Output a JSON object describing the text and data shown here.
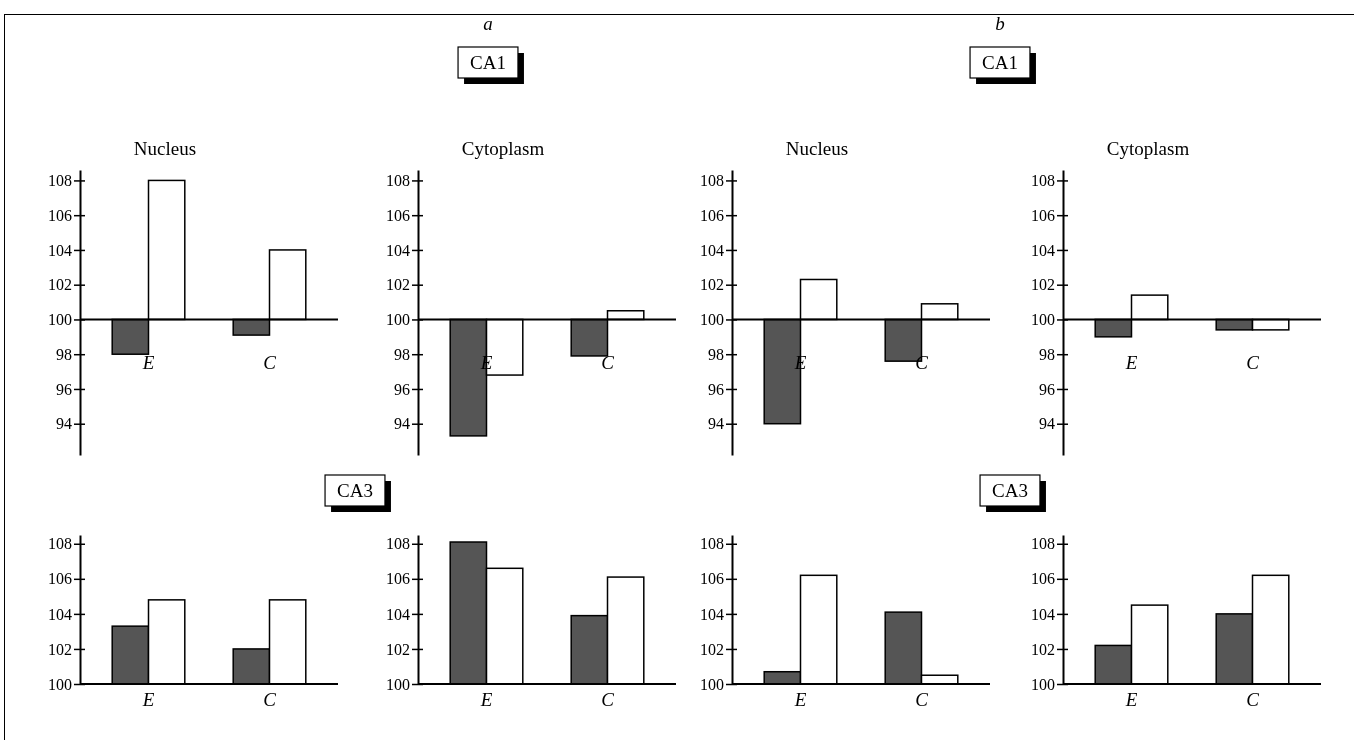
{
  "chart_data": [
    {
      "type": "bar",
      "title": "Nucleus",
      "categories": [
        "E",
        "C"
      ],
      "ylim": [
        92.2,
        108.6
      ],
      "yticks": [
        94,
        96,
        98,
        100,
        102,
        104,
        106,
        108
      ],
      "series": [
        {
          "color": "#555555",
          "base": [
            100,
            100
          ],
          "values": [
            -2,
            -0.9
          ]
        },
        {
          "color": "#ffffff",
          "base": [
            100,
            100
          ],
          "values": [
            8,
            4
          ]
        }
      ]
    },
    {
      "type": "bar",
      "title": "Cytoplasm",
      "annotations": [
        "a",
        "CA1"
      ],
      "categories": [
        "E",
        "C"
      ],
      "ylim": [
        92.2,
        108.6
      ],
      "yticks": [
        94,
        96,
        98,
        100,
        102,
        104,
        106,
        108
      ],
      "series": [
        {
          "color": "#555555",
          "base": [
            100,
            100
          ],
          "values": [
            -6.7,
            -2.1
          ]
        },
        {
          "color": "#ffffff",
          "base": [
            100,
            100
          ],
          "values": [
            -3.2,
            0.5
          ]
        }
      ]
    },
    {
      "type": "bar",
      "title": "Nucleus",
      "categories": [
        "E",
        "C"
      ],
      "ylim": [
        92.2,
        108.6
      ],
      "yticks": [
        94,
        96,
        98,
        100,
        102,
        104,
        106,
        108
      ],
      "series": [
        {
          "color": "#555555",
          "base": [
            100,
            100
          ],
          "values": [
            -6,
            -2.4
          ]
        },
        {
          "color": "#ffffff",
          "base": [
            100,
            100
          ],
          "values": [
            2.3,
            0.9
          ]
        }
      ]
    },
    {
      "type": "bar",
      "title": "Cytoplasm",
      "annotations": [
        "b",
        "CA1"
      ],
      "categories": [
        "E",
        "C"
      ],
      "ylim": [
        92.2,
        108.6
      ],
      "yticks": [
        94,
        96,
        98,
        100,
        102,
        104,
        106,
        108
      ],
      "series": [
        {
          "color": "#555555",
          "base": [
            100,
            100
          ],
          "values": [
            -1,
            -0.6
          ]
        },
        {
          "color": "#ffffff",
          "base": [
            100,
            100
          ],
          "values": [
            1.4,
            -0.6
          ]
        }
      ]
    },
    {
      "type": "bar",
      "categories": [
        "E",
        "C"
      ],
      "ylim": [
        100,
        108.5
      ],
      "yticks": [
        100,
        102,
        104,
        106,
        108
      ],
      "series": [
        {
          "color": "#555555",
          "base": [
            100,
            100
          ],
          "values": [
            3.3,
            2
          ]
        },
        {
          "color": "#ffffff",
          "base": [
            100,
            100
          ],
          "values": [
            4.8,
            4.8
          ]
        }
      ]
    },
    {
      "type": "bar",
      "annotations": [
        "CA3"
      ],
      "categories": [
        "E",
        "C"
      ],
      "ylim": [
        100,
        108.5
      ],
      "yticks": [
        100,
        102,
        104,
        106,
        108
      ],
      "series": [
        {
          "color": "#555555",
          "base": [
            100,
            100
          ],
          "values": [
            8.1,
            3.9
          ]
        },
        {
          "color": "#ffffff",
          "base": [
            100,
            100
          ],
          "values": [
            6.6,
            6.1
          ]
        }
      ]
    },
    {
      "type": "bar",
      "categories": [
        "E",
        "C"
      ],
      "ylim": [
        100,
        108.5
      ],
      "yticks": [
        100,
        102,
        104,
        106,
        108
      ],
      "series": [
        {
          "color": "#555555",
          "base": [
            100,
            100
          ],
          "values": [
            0.7,
            4.1
          ]
        },
        {
          "color": "#ffffff",
          "base": [
            100,
            100
          ],
          "values": [
            6.2,
            0.5
          ]
        }
      ]
    },
    {
      "type": "bar",
      "annotations": [
        "CA3"
      ],
      "categories": [
        "E",
        "C"
      ],
      "ylim": [
        100,
        108.5
      ],
      "yticks": [
        100,
        102,
        104,
        106,
        108
      ],
      "series": [
        {
          "color": "#555555",
          "base": [
            100,
            100
          ],
          "values": [
            2.2,
            4
          ]
        },
        {
          "color": "#ffffff",
          "base": [
            100,
            100
          ],
          "values": [
            4.5,
            6.2
          ]
        }
      ]
    }
  ]
}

★ ★ ★ ★ ★ ★ ★

# Exercise:
Restate the entire listing word for word, excluding pictures.

# Task answer:
Output a JSON object describing the text and data shown here.
{
  "chart_data": [
    {
      "type": "bar",
      "title": "Nucleus",
      "categories": [
        "E",
        "C"
      ],
      "ylim": [
        92.2,
        108.6
      ],
      "yticks": [
        94,
        96,
        98,
        100,
        102,
        104,
        106,
        108
      ],
      "series": [
        {
          "color": "#555555",
          "base": [
            100,
            100
          ],
          "values": [
            -2,
            -0.9
          ]
        },
        {
          "color": "#ffffff",
          "base": [
            100,
            100
          ],
          "values": [
            8,
            4
          ]
        }
      ]
    },
    {
      "type": "bar",
      "title": "Cytoplasm",
      "annotations": [
        "a",
        "CA1"
      ],
      "categories": [
        "E",
        "C"
      ],
      "ylim": [
        92.2,
        108.6
      ],
      "yticks": [
        94,
        96,
        98,
        100,
        102,
        104,
        106,
        108
      ],
      "series": [
        {
          "color": "#555555",
          "base": [
            100,
            100
          ],
          "values": [
            -6.7,
            -2.1
          ]
        },
        {
          "color": "#ffffff",
          "base": [
            100,
            100
          ],
          "values": [
            -3.2,
            0.5
          ]
        }
      ]
    },
    {
      "type": "bar",
      "title": "Nucleus",
      "categories": [
        "E",
        "C"
      ],
      "ylim": [
        92.2,
        108.6
      ],
      "yticks": [
        94,
        96,
        98,
        100,
        102,
        104,
        106,
        108
      ],
      "series": [
        {
          "color": "#555555",
          "base": [
            100,
            100
          ],
          "values": [
            -6,
            -2.4
          ]
        },
        {
          "color": "#ffffff",
          "base": [
            100,
            100
          ],
          "values": [
            2.3,
            0.9
          ]
        }
      ]
    },
    {
      "type": "bar",
      "title": "Cytoplasm",
      "annotations": [
        "b",
        "CA1"
      ],
      "categories": [
        "E",
        "C"
      ],
      "ylim": [
        92.2,
        108.6
      ],
      "yticks": [
        94,
        96,
        98,
        100,
        102,
        104,
        106,
        108
      ],
      "series": [
        {
          "color": "#555555",
          "base": [
            100,
            100
          ],
          "values": [
            -1,
            -0.6
          ]
        },
        {
          "color": "#ffffff",
          "base": [
            100,
            100
          ],
          "values": [
            1.4,
            -0.6
          ]
        }
      ]
    },
    {
      "type": "bar",
      "categories": [
        "E",
        "C"
      ],
      "ylim": [
        100,
        108.5
      ],
      "yticks": [
        100,
        102,
        104,
        106,
        108
      ],
      "series": [
        {
          "color": "#555555",
          "base": [
            100,
            100
          ],
          "values": [
            3.3,
            2
          ]
        },
        {
          "color": "#ffffff",
          "base": [
            100,
            100
          ],
          "values": [
            4.8,
            4.8
          ]
        }
      ]
    },
    {
      "type": "bar",
      "annotations": [
        "CA3"
      ],
      "categories": [
        "E",
        "C"
      ],
      "ylim": [
        100,
        108.5
      ],
      "yticks": [
        100,
        102,
        104,
        106,
        108
      ],
      "series": [
        {
          "color": "#555555",
          "base": [
            100,
            100
          ],
          "values": [
            8.1,
            3.9
          ]
        },
        {
          "color": "#ffffff",
          "base": [
            100,
            100
          ],
          "values": [
            6.6,
            6.1
          ]
        }
      ]
    },
    {
      "type": "bar",
      "categories": [
        "E",
        "C"
      ],
      "ylim": [
        100,
        108.5
      ],
      "yticks": [
        100,
        102,
        104,
        106,
        108
      ],
      "series": [
        {
          "color": "#555555",
          "base": [
            100,
            100
          ],
          "values": [
            0.7,
            4.1
          ]
        },
        {
          "color": "#ffffff",
          "base": [
            100,
            100
          ],
          "values": [
            6.2,
            0.5
          ]
        }
      ]
    },
    {
      "type": "bar",
      "annotations": [
        "CA3"
      ],
      "categories": [
        "E",
        "C"
      ],
      "ylim": [
        100,
        108.5
      ],
      "yticks": [
        100,
        102,
        104,
        106,
        108
      ],
      "series": [
        {
          "color": "#555555",
          "base": [
            100,
            100
          ],
          "values": [
            2.2,
            4
          ]
        },
        {
          "color": "#ffffff",
          "base": [
            100,
            100
          ],
          "values": [
            4.5,
            6.2
          ]
        }
      ]
    }
  ]
}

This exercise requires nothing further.